ENTRIES:
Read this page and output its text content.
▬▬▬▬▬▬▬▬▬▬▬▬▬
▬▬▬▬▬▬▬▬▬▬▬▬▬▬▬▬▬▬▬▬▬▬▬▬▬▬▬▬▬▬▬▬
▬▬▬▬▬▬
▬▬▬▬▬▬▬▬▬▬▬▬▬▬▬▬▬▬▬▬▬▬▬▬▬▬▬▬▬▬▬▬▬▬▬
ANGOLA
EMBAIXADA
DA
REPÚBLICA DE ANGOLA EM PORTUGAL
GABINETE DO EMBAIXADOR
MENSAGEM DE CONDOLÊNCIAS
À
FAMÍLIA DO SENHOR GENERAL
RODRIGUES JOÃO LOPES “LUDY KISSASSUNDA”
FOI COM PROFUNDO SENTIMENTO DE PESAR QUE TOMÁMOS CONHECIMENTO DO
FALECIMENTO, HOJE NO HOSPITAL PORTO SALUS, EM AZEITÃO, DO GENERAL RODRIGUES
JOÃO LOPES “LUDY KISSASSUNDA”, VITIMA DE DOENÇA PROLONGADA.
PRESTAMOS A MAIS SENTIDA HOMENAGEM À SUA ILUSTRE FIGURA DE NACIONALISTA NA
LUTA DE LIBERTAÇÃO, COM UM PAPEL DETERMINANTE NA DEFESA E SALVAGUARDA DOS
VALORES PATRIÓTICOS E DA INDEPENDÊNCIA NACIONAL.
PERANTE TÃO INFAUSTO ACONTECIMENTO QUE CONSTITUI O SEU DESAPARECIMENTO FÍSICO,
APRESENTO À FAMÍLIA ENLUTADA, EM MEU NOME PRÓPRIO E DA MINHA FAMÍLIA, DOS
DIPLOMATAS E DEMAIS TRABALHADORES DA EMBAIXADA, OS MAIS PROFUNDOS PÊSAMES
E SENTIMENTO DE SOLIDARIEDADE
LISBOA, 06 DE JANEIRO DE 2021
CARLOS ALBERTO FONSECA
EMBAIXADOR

WORK INSTRUCTIONS: Reproduce the listing above verbatim, from first line to last.

CORRECT RESPONSE:
Read this page and output its text content.
▬▬▬▬▬▬▬▬▬▬▬▬▬
▬▬▬▬▬▬▬▬▬▬▬▬▬▬▬▬▬▬▬▬▬▬▬▬▬▬▬▬▬▬▬▬
▬▬▬▬▬▬
▬▬▬▬▬▬▬▬▬▬▬▬▬▬▬▬▬▬▬▬▬▬▬▬▬▬▬▬▬▬▬▬▬▬▬
ANGOLA
EMBAIXADA
DA
REPÚBLICA DE ANGOLA EM PORTUGAL
GABINETE DO EMBAIXADOR
MENSAGEM DE CONDOLÊNCIAS
À
FAMÍLIA DO SENHOR GENERAL
RODRIGUES JOÃO LOPES “LUDY KISSASSUNDA”
FOI COM PROFUNDO SENTIMENTO DE PESAR QUE TOMÁMOS CONHECIMENTO DO
FALECIMENTO, HOJE NO HOSPITAL PORTO SALUS, EM AZEITÃO, DO GENERAL RODRIGUES
JOÃO LOPES “LUDY KISSASSUNDA”, VITIMA DE DOENÇA PROLONGADA.
PRESTAMOS A MAIS SENTIDA HOMENAGEM À SUA ILUSTRE FIGURA DE NACIONALISTA NA
LUTA DE LIBERTAÇÃO, COM UM PAPEL DETERMINANTE NA DEFESA E SALVAGUARDA DOS
VALORES PATRIÓTICOS E DA INDEPENDÊNCIA NACIONAL.
PERANTE TÃO INFAUSTO ACONTECIMENTO QUE CONSTITUI O SEU DESAPARECIMENTO FÍSICO,
APRESENTO À FAMÍLIA ENLUTADA, EM MEU NOME PRÓPRIO E DA MINHA FAMÍLIA, DOS
DIPLOMATAS E DEMAIS TRABALHADORES DA EMBAIXADA, OS MAIS PROFUNDOS PÊSAMES
E SENTIMENTO DE SOLIDARIEDADE
LISBOA, 06 DE JANEIRO DE 2021
CARLOS ALBERTO FONSECA
EMBAIXADOR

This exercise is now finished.